Task prompt
Review the material line by line. Identify and copy every line that contains the string "title".

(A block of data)
▬▬▬▬▬▬
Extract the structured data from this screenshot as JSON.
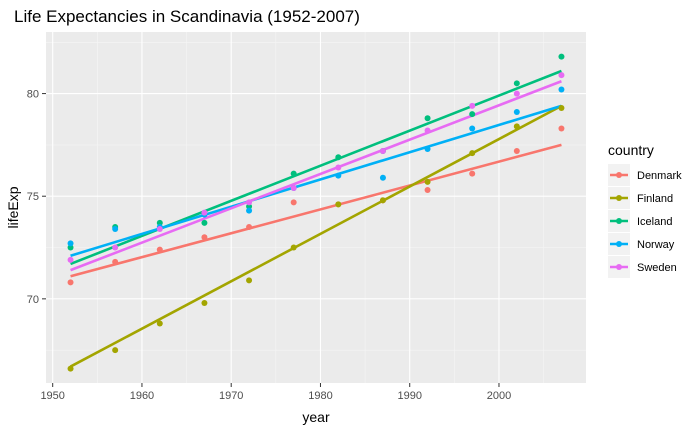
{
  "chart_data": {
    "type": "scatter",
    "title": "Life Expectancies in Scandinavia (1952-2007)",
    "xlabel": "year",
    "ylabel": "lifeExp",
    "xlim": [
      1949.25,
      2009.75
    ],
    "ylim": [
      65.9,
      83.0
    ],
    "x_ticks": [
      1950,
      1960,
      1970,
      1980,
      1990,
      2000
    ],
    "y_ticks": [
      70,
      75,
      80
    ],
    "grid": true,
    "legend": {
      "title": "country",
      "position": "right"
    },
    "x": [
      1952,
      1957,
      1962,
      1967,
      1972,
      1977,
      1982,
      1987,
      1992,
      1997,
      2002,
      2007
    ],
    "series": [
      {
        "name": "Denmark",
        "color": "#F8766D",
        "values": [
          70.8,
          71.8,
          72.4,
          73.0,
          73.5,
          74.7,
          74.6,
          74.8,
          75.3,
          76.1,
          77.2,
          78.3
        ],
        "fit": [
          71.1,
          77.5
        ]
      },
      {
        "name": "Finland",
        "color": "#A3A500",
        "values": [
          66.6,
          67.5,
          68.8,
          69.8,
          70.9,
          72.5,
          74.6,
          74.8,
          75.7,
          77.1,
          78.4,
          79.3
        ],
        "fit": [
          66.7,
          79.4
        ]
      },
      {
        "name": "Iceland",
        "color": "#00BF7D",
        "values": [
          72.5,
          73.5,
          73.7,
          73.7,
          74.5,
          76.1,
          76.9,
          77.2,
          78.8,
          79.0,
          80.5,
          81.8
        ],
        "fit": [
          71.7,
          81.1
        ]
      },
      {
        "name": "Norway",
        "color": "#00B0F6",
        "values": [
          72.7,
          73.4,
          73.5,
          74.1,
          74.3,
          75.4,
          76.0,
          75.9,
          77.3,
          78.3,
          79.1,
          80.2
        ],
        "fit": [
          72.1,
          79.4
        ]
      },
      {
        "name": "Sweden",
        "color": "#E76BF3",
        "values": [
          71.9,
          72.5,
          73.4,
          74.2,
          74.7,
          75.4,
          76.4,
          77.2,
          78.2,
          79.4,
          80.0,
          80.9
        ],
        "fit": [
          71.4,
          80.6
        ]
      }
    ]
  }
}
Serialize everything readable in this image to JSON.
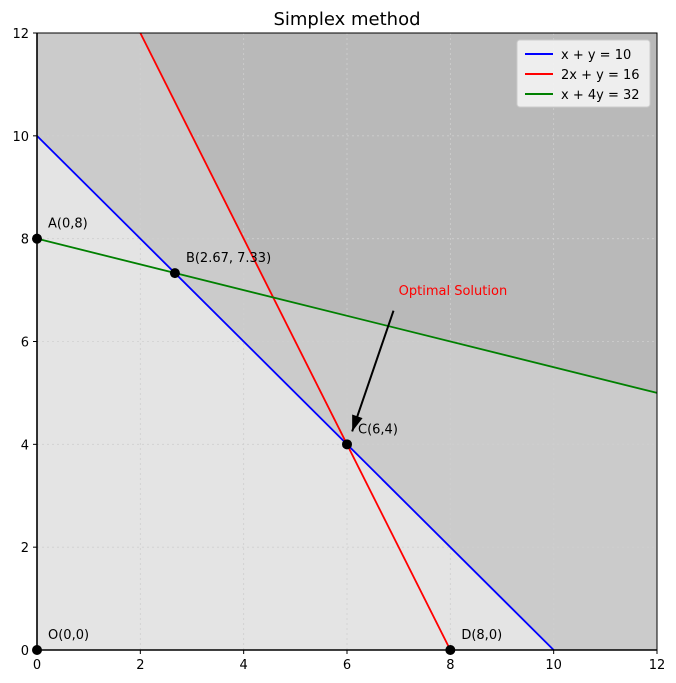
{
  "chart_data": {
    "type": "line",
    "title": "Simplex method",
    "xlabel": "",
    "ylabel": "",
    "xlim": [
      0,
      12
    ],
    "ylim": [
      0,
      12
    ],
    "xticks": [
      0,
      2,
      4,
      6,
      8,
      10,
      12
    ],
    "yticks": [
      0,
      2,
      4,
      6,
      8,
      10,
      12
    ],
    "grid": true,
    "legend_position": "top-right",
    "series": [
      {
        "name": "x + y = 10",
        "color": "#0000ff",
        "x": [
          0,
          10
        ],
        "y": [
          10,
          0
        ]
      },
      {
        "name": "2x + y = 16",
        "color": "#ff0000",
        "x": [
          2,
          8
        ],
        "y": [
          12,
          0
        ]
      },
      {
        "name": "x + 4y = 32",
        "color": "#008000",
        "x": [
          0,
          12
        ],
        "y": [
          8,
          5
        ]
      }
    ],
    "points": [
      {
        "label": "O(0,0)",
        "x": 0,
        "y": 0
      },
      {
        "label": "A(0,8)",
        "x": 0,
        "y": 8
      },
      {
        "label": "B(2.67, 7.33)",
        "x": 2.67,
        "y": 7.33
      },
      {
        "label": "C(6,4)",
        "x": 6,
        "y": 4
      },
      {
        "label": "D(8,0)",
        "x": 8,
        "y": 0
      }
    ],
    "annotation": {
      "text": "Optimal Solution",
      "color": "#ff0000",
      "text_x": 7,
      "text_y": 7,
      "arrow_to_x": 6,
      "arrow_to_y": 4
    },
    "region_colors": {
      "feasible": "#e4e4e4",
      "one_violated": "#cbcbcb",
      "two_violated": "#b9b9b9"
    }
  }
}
▬▬▬▬▬▬
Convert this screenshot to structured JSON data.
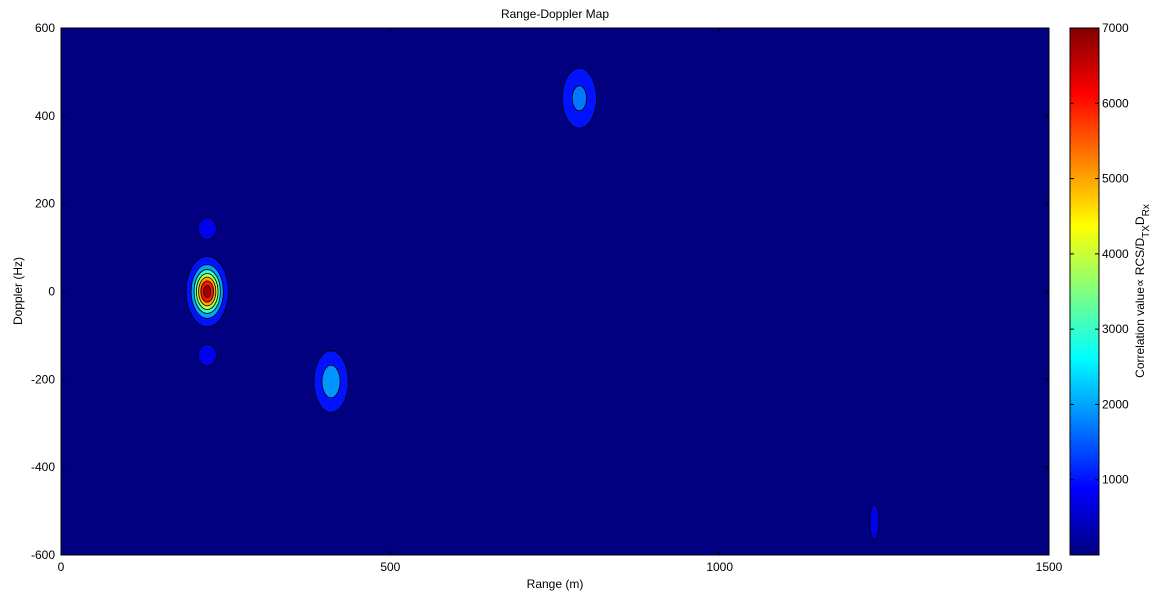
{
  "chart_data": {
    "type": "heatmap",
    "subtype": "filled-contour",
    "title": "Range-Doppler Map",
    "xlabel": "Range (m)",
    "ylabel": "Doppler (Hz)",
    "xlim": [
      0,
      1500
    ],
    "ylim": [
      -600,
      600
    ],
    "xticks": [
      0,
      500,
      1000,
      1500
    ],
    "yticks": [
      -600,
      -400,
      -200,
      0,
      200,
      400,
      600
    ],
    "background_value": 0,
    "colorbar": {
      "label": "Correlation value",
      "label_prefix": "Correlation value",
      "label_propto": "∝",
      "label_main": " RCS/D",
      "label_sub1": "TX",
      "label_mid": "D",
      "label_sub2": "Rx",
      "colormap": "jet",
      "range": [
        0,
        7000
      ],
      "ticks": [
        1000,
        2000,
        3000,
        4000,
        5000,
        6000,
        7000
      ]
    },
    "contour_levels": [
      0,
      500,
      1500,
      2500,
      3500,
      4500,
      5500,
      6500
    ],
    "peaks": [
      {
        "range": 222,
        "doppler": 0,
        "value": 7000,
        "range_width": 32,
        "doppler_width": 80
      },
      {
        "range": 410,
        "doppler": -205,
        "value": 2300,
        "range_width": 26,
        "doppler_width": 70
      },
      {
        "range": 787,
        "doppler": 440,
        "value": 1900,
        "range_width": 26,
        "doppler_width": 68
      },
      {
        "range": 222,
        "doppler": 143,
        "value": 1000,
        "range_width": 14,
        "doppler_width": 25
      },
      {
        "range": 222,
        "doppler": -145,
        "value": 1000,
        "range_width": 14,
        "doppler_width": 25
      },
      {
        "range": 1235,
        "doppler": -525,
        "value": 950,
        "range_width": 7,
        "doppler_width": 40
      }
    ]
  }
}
▬▬▬▬▬▬
Written reply
    "title": "Life Expectancies in Scandinavia (1952-2007)",
      "title": "country",
    "title": "Simplex method",
    "title": "Range-Doppler Map",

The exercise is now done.